Copy out each line below that has the word "enrolled" in it.

_DATASET ENTRIES_
· · · · ·

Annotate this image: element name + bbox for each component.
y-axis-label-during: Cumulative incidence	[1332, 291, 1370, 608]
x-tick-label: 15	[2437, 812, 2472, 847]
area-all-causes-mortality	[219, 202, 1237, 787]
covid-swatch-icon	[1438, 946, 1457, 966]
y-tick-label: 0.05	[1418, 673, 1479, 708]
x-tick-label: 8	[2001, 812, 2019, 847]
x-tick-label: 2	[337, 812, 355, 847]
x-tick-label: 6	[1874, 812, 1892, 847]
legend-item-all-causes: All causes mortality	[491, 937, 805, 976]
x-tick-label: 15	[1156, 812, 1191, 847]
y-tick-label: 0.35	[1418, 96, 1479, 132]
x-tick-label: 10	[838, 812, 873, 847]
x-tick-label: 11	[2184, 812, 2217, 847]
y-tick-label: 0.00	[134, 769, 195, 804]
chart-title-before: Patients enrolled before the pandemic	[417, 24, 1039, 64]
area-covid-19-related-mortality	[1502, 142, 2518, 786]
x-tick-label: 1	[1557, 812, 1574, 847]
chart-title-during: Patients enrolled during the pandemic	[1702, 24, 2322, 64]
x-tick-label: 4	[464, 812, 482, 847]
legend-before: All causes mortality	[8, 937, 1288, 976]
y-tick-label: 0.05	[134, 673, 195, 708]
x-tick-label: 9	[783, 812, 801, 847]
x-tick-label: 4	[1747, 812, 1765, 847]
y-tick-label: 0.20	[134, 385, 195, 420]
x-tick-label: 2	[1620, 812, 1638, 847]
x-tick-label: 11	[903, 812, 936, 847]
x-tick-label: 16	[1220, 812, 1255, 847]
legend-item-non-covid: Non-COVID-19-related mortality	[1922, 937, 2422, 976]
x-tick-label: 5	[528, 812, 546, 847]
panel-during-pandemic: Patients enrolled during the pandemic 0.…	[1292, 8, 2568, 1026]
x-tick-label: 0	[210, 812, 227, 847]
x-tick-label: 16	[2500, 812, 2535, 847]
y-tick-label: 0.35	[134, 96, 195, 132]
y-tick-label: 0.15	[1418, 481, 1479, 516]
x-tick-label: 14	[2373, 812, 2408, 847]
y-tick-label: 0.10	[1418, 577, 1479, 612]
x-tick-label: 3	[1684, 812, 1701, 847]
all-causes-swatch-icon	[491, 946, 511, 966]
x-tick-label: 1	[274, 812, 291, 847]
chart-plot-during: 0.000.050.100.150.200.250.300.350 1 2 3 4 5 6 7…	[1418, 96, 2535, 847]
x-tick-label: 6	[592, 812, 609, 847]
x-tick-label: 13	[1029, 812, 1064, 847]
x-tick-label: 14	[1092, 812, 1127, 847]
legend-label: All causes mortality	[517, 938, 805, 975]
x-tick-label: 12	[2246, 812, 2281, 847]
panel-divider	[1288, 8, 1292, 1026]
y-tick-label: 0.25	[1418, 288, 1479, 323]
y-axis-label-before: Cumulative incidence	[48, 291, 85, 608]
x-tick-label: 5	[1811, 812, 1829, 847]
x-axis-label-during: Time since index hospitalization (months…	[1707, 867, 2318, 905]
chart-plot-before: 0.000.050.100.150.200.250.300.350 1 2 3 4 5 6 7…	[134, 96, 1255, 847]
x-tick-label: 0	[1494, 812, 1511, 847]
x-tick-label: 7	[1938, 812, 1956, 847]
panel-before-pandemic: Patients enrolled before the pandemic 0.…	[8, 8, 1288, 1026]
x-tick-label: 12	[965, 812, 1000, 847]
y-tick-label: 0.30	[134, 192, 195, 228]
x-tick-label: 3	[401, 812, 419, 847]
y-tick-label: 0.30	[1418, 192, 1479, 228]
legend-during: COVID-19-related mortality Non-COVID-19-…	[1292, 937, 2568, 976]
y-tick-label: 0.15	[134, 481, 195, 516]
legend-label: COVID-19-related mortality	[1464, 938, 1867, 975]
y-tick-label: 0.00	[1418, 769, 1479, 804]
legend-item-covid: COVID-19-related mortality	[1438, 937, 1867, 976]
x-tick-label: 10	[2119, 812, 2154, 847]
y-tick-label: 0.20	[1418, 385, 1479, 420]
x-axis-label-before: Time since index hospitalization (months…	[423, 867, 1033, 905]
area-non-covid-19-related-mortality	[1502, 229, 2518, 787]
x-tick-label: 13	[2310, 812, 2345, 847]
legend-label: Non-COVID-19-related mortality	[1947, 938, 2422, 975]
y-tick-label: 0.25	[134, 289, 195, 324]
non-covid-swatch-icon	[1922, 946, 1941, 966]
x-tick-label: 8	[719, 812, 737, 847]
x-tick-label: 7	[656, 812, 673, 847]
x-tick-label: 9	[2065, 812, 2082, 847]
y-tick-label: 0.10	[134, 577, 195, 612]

· · · · ·

_RESULT_
chart-title-before: Patients enrolled before the pandemic	[417, 24, 1039, 64]
chart-title-during: Patients enrolled during the pandemic	[1702, 24, 2322, 64]
panel-during-pandemic: Patients enrolled during the pandemic 0.…	[1292, 8, 2568, 1026]
panel-before-pandemic: Patients enrolled before the pandemic 0.…	[8, 8, 1288, 1026]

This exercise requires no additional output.